-- BEGIN Given data --

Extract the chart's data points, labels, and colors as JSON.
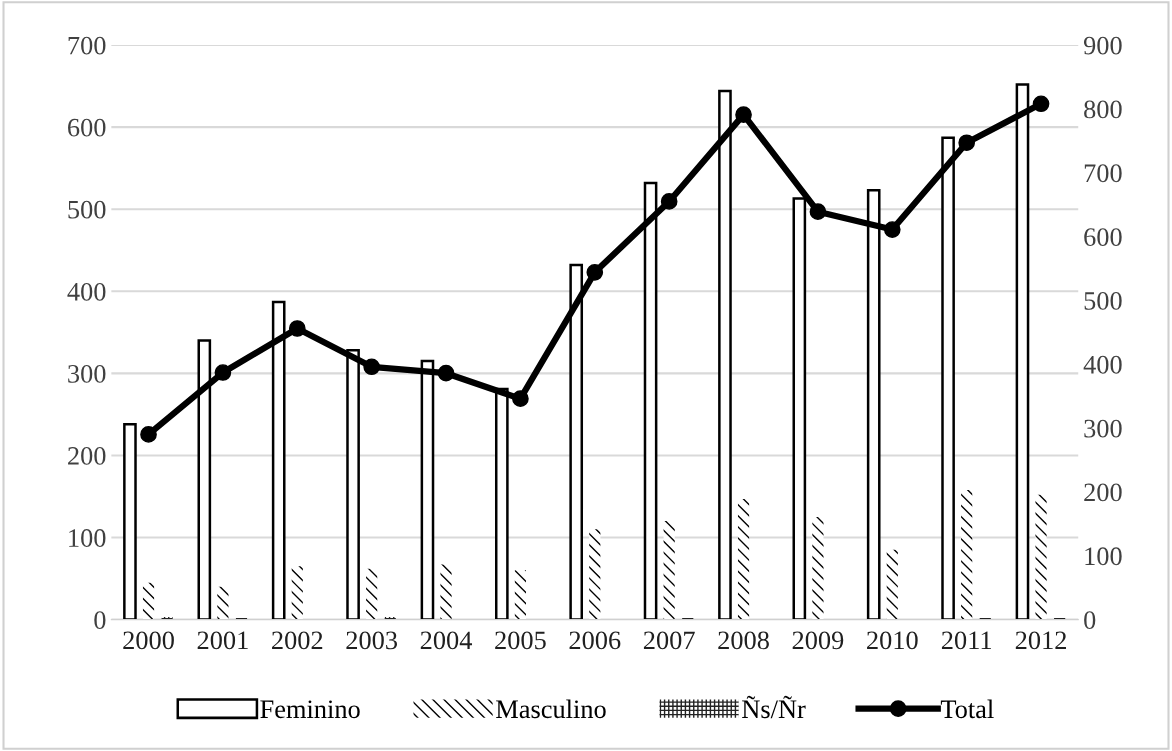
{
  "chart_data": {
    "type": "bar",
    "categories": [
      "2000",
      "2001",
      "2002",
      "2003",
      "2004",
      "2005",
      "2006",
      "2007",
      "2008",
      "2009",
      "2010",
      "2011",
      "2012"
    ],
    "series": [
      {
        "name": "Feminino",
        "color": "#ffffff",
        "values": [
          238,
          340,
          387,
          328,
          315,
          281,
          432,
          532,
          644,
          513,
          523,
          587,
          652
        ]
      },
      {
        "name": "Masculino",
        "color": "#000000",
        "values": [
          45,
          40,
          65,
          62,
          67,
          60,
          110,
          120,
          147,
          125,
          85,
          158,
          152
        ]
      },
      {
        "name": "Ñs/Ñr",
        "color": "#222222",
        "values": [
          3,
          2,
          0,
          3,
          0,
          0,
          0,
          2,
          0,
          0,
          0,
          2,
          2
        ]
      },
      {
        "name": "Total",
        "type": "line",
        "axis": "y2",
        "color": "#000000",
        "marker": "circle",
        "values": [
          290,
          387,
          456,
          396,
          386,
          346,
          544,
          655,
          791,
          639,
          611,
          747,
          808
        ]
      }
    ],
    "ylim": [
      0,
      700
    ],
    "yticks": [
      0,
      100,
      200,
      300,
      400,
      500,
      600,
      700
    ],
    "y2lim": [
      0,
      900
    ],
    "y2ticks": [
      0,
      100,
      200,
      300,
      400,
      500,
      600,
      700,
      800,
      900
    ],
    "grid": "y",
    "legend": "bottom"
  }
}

-- END Given data --

Brief =>
Transcribe every record above exactly, leaving out the pictures.

Answer below =>
Extract the chart's data points, labels, and colors as JSON.
{
  "chart_data": {
    "type": "bar",
    "categories": [
      "2000",
      "2001",
      "2002",
      "2003",
      "2004",
      "2005",
      "2006",
      "2007",
      "2008",
      "2009",
      "2010",
      "2011",
      "2012"
    ],
    "series": [
      {
        "name": "Feminino",
        "color": "#ffffff",
        "values": [
          238,
          340,
          387,
          328,
          315,
          281,
          432,
          532,
          644,
          513,
          523,
          587,
          652
        ]
      },
      {
        "name": "Masculino",
        "color": "#000000",
        "values": [
          45,
          40,
          65,
          62,
          67,
          60,
          110,
          120,
          147,
          125,
          85,
          158,
          152
        ]
      },
      {
        "name": "Ñs/Ñr",
        "color": "#222222",
        "values": [
          3,
          2,
          0,
          3,
          0,
          0,
          0,
          2,
          0,
          0,
          0,
          2,
          2
        ]
      },
      {
        "name": "Total",
        "type": "line",
        "axis": "y2",
        "color": "#000000",
        "marker": "circle",
        "values": [
          290,
          387,
          456,
          396,
          386,
          346,
          544,
          655,
          791,
          639,
          611,
          747,
          808
        ]
      }
    ],
    "ylim": [
      0,
      700
    ],
    "yticks": [
      0,
      100,
      200,
      300,
      400,
      500,
      600,
      700
    ],
    "y2lim": [
      0,
      900
    ],
    "y2ticks": [
      0,
      100,
      200,
      300,
      400,
      500,
      600,
      700,
      800,
      900
    ],
    "grid": "y",
    "legend": "bottom"
  }
}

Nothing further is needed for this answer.